* _What this task involves_: Search the records for the word "content" and pick out every line that has it.

* _Dataset_:
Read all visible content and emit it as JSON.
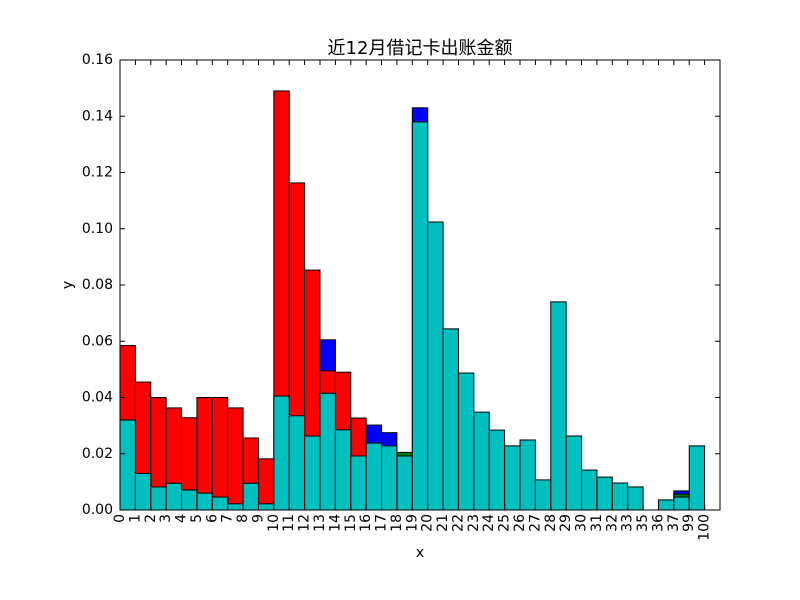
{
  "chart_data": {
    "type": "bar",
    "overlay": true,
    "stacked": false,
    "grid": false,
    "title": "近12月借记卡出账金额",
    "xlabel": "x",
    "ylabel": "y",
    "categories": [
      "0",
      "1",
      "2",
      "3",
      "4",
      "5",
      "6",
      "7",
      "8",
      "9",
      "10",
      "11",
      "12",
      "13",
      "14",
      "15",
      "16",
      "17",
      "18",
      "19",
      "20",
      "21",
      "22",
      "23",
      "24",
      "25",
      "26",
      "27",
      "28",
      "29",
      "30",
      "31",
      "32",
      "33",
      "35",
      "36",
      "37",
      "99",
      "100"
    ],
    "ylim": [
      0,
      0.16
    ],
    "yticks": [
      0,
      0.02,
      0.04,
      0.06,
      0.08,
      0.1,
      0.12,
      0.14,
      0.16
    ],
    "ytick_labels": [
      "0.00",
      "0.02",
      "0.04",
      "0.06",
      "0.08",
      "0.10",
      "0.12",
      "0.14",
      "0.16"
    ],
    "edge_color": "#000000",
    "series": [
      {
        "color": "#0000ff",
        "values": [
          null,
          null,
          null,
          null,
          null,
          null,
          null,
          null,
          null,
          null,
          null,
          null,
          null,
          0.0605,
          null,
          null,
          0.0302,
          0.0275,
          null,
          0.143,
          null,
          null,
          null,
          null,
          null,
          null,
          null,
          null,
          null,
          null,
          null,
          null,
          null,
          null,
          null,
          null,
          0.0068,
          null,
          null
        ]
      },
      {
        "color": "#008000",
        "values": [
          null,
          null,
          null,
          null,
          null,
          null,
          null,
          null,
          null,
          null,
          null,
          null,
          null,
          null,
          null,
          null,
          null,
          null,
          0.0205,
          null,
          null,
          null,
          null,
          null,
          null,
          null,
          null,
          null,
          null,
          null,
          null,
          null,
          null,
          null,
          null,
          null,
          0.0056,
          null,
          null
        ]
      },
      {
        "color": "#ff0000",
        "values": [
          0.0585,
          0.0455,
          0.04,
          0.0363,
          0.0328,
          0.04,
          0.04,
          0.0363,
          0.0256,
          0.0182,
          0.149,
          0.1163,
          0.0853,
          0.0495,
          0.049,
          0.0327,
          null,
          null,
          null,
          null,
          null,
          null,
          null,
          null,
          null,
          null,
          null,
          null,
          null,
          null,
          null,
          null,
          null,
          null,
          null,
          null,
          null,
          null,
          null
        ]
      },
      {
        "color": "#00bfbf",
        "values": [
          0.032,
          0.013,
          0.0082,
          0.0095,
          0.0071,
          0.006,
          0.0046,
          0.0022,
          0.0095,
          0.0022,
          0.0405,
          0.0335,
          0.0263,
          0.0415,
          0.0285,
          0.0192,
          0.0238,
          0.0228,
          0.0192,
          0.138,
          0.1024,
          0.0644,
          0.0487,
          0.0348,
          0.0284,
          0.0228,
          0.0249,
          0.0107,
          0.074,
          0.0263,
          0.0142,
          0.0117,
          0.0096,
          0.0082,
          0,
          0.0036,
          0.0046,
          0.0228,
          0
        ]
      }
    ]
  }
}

...

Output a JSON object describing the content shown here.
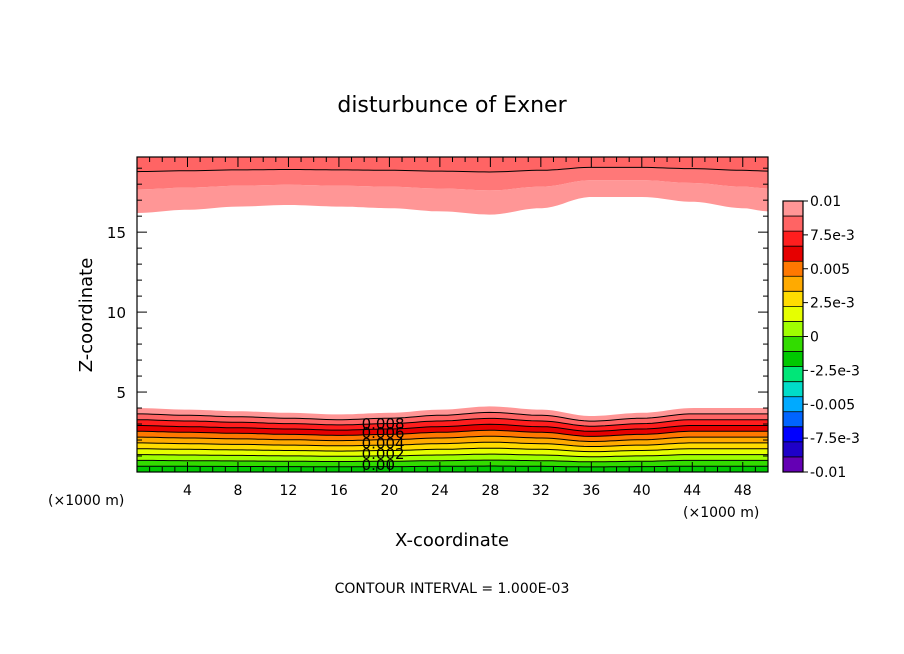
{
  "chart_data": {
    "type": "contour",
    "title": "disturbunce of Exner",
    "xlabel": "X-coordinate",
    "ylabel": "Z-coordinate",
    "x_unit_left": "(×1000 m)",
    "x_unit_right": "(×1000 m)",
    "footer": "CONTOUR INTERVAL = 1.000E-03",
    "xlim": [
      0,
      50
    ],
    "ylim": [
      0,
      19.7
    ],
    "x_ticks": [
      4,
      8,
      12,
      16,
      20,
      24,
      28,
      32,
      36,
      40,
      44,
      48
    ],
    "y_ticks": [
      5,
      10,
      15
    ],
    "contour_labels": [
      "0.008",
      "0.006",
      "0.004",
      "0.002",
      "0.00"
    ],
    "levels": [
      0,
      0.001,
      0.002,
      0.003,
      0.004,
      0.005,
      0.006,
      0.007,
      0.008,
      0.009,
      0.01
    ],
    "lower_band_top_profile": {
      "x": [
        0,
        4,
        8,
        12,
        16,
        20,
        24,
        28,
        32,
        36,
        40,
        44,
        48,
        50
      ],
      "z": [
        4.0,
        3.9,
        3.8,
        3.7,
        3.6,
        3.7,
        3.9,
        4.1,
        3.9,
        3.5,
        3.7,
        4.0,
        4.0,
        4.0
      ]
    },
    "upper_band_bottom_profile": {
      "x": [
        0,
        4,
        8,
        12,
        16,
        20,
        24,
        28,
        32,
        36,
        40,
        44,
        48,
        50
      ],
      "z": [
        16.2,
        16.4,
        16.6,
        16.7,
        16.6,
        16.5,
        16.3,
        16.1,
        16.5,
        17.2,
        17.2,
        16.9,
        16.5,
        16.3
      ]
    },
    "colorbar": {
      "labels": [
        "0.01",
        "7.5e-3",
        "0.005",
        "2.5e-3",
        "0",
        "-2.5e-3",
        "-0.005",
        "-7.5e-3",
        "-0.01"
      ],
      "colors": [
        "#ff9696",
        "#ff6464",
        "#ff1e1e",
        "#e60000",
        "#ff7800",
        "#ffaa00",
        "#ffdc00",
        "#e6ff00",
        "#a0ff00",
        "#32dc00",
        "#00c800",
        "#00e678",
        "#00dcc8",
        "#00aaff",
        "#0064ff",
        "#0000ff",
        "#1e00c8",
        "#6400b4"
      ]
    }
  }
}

* _Reply_:
Read all visible content and emit it as JSON.
Output a JSON object describing the content shown here.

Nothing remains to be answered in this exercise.